##### ENTRIES SUPPLIED #####

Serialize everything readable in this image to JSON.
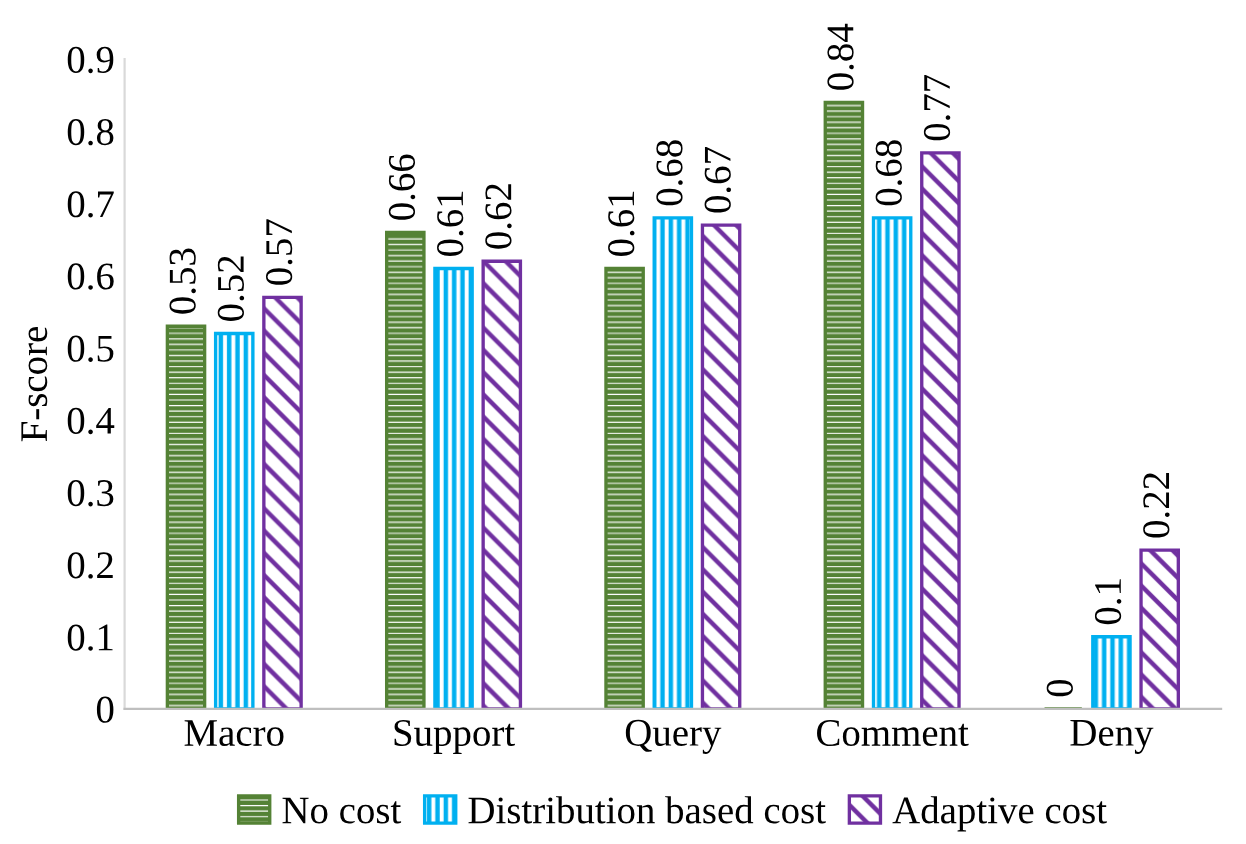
{
  "chart_data": {
    "type": "bar",
    "ylabel": "F-score",
    "categories": [
      "Macro",
      "Support",
      "Query",
      "Comment",
      "Deny"
    ],
    "series": [
      {
        "name": "No cost",
        "color": "#548235",
        "values": [
          0.53,
          0.66,
          0.61,
          0.84,
          0
        ]
      },
      {
        "name": "Distribution based cost",
        "color": "#00b0f0",
        "values": [
          0.52,
          0.61,
          0.68,
          0.68,
          0.1
        ]
      },
      {
        "name": "Adaptive cost",
        "color": "#7030a0",
        "values": [
          0.57,
          0.62,
          0.67,
          0.77,
          0.22
        ]
      }
    ],
    "ylim": [
      0,
      0.9
    ],
    "yticks": [
      0,
      0.1,
      0.2,
      0.3,
      0.4,
      0.5,
      0.6,
      0.7,
      0.8,
      0.9
    ],
    "grid": false,
    "legend": "bottom",
    "data_labels": true
  }
}
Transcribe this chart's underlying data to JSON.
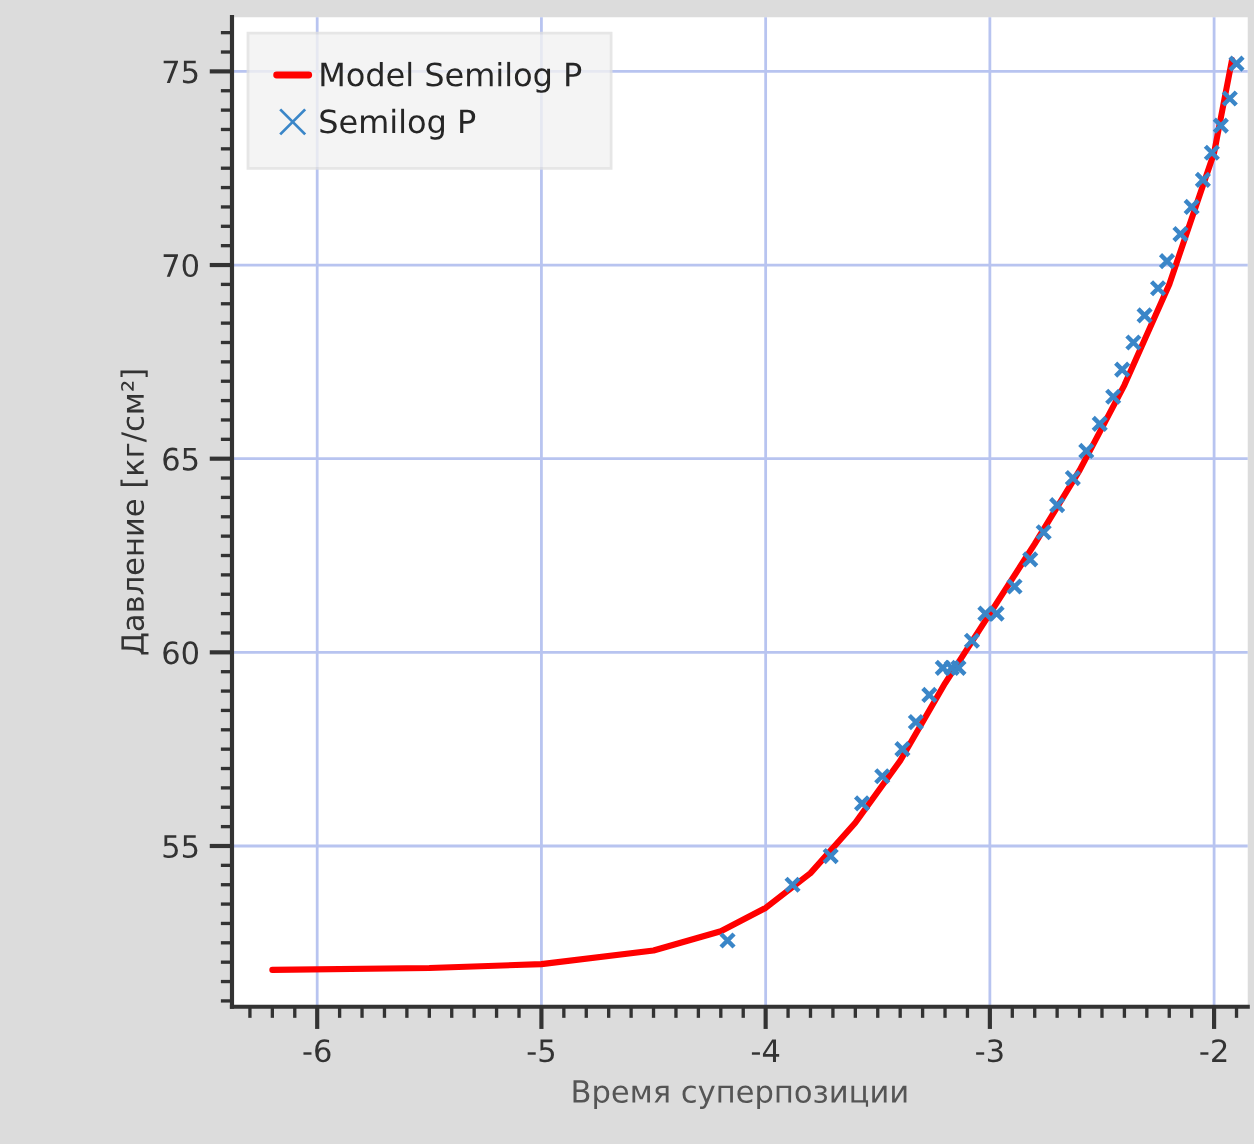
{
  "chart_data": {
    "type": "line",
    "xlabel": "Время суперпозиции",
    "ylabel": "Давление [кг/см²]",
    "xlim": [
      -6.38,
      -1.85
    ],
    "ylim": [
      50.85,
      76.4
    ],
    "xticks": [
      -6,
      -5,
      -4,
      -3,
      -2
    ],
    "yticks": [
      55,
      60,
      65,
      70,
      75
    ],
    "grid": true,
    "legend": "top left",
    "series": [
      {
        "name": "Model Semilog P",
        "color": "#ff0000",
        "line_style": "solid",
        "marker": "none",
        "x": [
          -6.2,
          -5.5,
          -5.0,
          -4.5,
          -4.2,
          -4.0,
          -3.8,
          -3.6,
          -3.4,
          -3.2,
          -3.0,
          -2.8,
          -2.6,
          -2.4,
          -2.2,
          -2.0,
          -1.92
        ],
        "values": [
          51.8,
          51.85,
          51.95,
          52.3,
          52.8,
          53.4,
          54.3,
          55.6,
          57.2,
          59.2,
          61.0,
          62.8,
          64.7,
          66.9,
          69.5,
          72.9,
          75.3
        ]
      },
      {
        "name": "Semilog P",
        "type": "scatter",
        "color": "#3a86c8",
        "marker": "cross",
        "x": [
          -4.17,
          -3.88,
          -3.71,
          -3.57,
          -3.48,
          -3.39,
          -3.33,
          -3.27,
          -3.21,
          -3.17,
          -3.14,
          -3.08,
          -3.02,
          -2.97,
          -2.89,
          -2.82,
          -2.76,
          -2.7,
          -2.63,
          -2.57,
          -2.51,
          -2.45,
          -2.41,
          -2.36,
          -2.31,
          -2.25,
          -2.21,
          -2.15,
          -2.1,
          -2.05,
          -2.01,
          -1.97,
          -1.93,
          -1.9
        ],
        "values": [
          52.56,
          54.0,
          54.74,
          56.1,
          56.8,
          57.5,
          58.2,
          58.9,
          59.6,
          59.6,
          59.6,
          60.3,
          61.0,
          61.0,
          61.7,
          62.4,
          63.1,
          63.8,
          64.5,
          65.2,
          65.9,
          66.6,
          67.3,
          68.0,
          68.7,
          69.4,
          70.1,
          70.8,
          71.5,
          72.2,
          72.9,
          73.6,
          74.3,
          75.2
        ]
      }
    ]
  }
}
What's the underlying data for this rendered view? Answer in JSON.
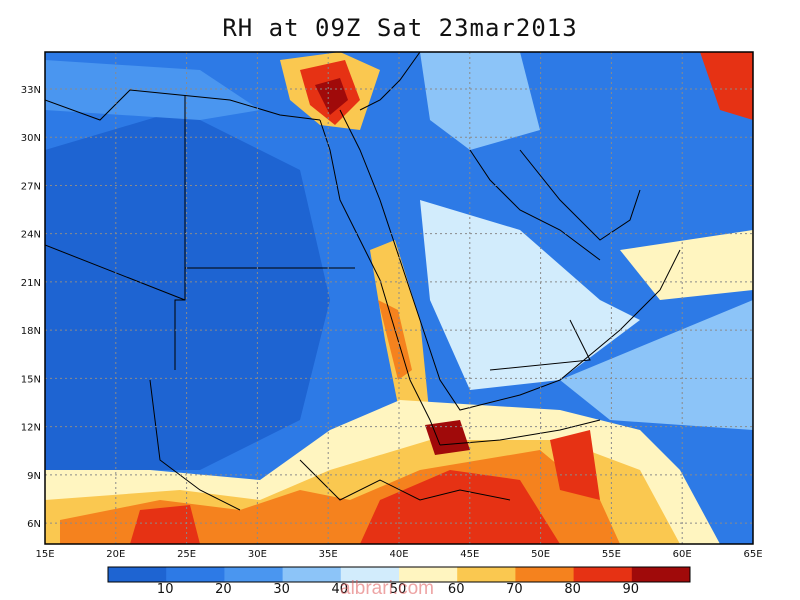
{
  "title": "RH at 09Z Sat 23mar2013",
  "watermark": "albrari.com",
  "map": {
    "lon_range": [
      15,
      65
    ],
    "lat_range": [
      4.7,
      35.3
    ],
    "lon_ticks": [
      "15E",
      "20E",
      "25E",
      "30E",
      "35E",
      "40E",
      "45E",
      "50E",
      "55E",
      "60E",
      "65E"
    ],
    "lat_ticks": [
      "6N",
      "9N",
      "12N",
      "15N",
      "18N",
      "21N",
      "24N",
      "27N",
      "30N",
      "33N"
    ],
    "grid": true
  },
  "colorbar": {
    "labels": [
      "10",
      "20",
      "30",
      "40",
      "50",
      "60",
      "70",
      "80",
      "90"
    ],
    "colors": [
      "#1e64d2",
      "#2d7ae6",
      "#4a96f0",
      "#8cc4f8",
      "#d2ecfc",
      "#fff5c0",
      "#fac850",
      "#f5821e",
      "#e63214",
      "#a00a0a"
    ]
  },
  "palette": {
    "ocean_blue": "#2d7ae6",
    "dry_blue": "#1e64d2",
    "moist_red": "#e63214",
    "border": "#000000"
  }
}
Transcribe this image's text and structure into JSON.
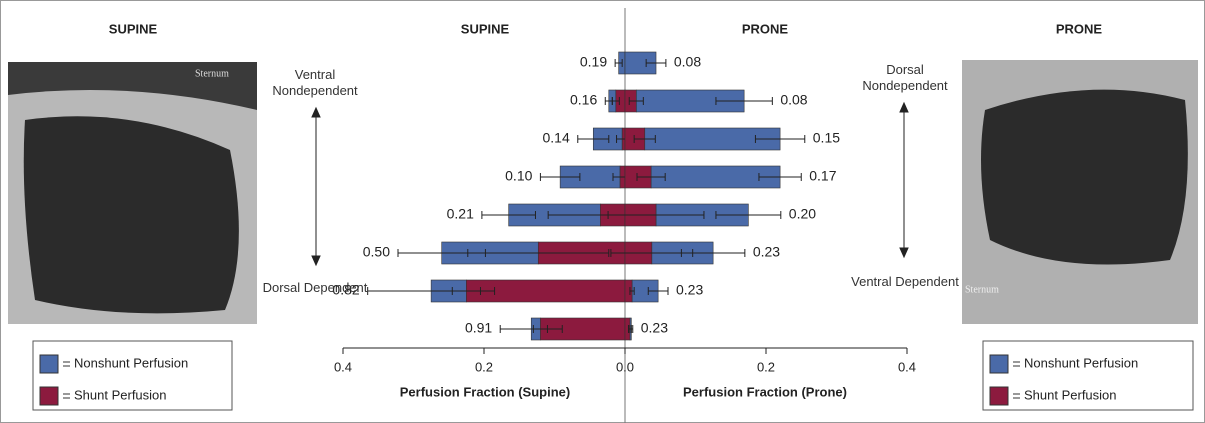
{
  "chart_data": {
    "type": "butterfly-bar",
    "title_left": "SUPINE",
    "title_right": "PRONE",
    "xlabel_left": "Perfusion Fraction (Supine)",
    "xlabel_right": "Perfusion Fraction (Prone)",
    "xlim": [
      0,
      0.4
    ],
    "xticks": [
      {
        "value": 0,
        "label": "0.0"
      },
      0.2,
      0.4
    ],
    "series": [
      {
        "name": "Nonshunt Perfusion",
        "color": "#4a6aa8",
        "left": [
          0.009,
          0.01,
          0.041,
          0.085,
          0.13,
          0.137,
          0.05,
          0.013
        ],
        "left_error": [
          0.005,
          0.005,
          0.022,
          0.028,
          0.038,
          0.062,
          0.09,
          0.044
        ],
        "right": [
          0.044,
          0.153,
          0.192,
          0.183,
          0.131,
          0.087,
          0.037,
          0.002
        ],
        "right_error": [
          0.014,
          0.04,
          0.035,
          0.03,
          0.046,
          0.045,
          0.014,
          0.002
        ]
      },
      {
        "name": "Shunt Perfusion",
        "color": "#8c1a3e",
        "left": [
          0,
          0.013,
          0.004,
          0.007,
          0.035,
          0.123,
          0.225,
          0.12
        ],
        "left_error": [
          0,
          0.005,
          0.008,
          0.01,
          0.074,
          0.1,
          0.02,
          0.01
        ],
        "right": [
          0,
          0.016,
          0.028,
          0.037,
          0.044,
          0.038,
          0.01,
          0.007
        ],
        "right_error": [
          0,
          0.01,
          0.015,
          0.02,
          0.068,
          0.058,
          0.003,
          0.002
        ]
      }
    ],
    "left_labels": [
      "0.19",
      "0.16",
      "0.14",
      "0.10",
      "0.21",
      "0.50",
      "0.82",
      "0.91"
    ],
    "right_labels": [
      "0.08",
      "0.08",
      "0.15",
      "0.17",
      "0.20",
      "0.23",
      "0.23",
      "0.23"
    ],
    "annotations": [
      {
        "text": "Ventral Nondependent"
      },
      {
        "text": "Dorsal Dependent"
      },
      {
        "text": "Dorsal Nondependent"
      },
      {
        "text": "Ventral Dependent"
      }
    ],
    "images": [
      {
        "title": "SUPINE",
        "label": "Sternum"
      },
      {
        "title": "PRONE",
        "label": "Sternum"
      }
    ]
  }
}
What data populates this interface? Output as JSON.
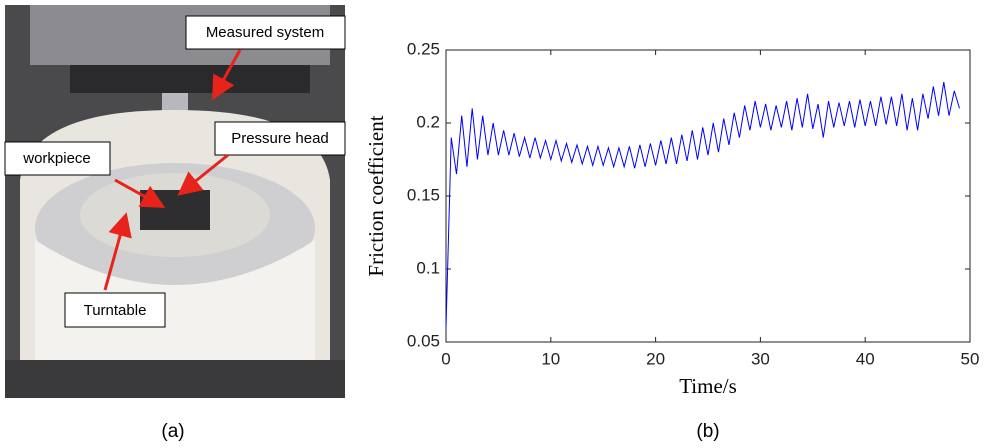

#####

For this exercise, gather every line of the data that contains the word "type".

SOLUTION FOR THIS TASK –
    "type": "bar",
    "type": "line",
        "type": "scatter",
    "type": "butterfly-bar",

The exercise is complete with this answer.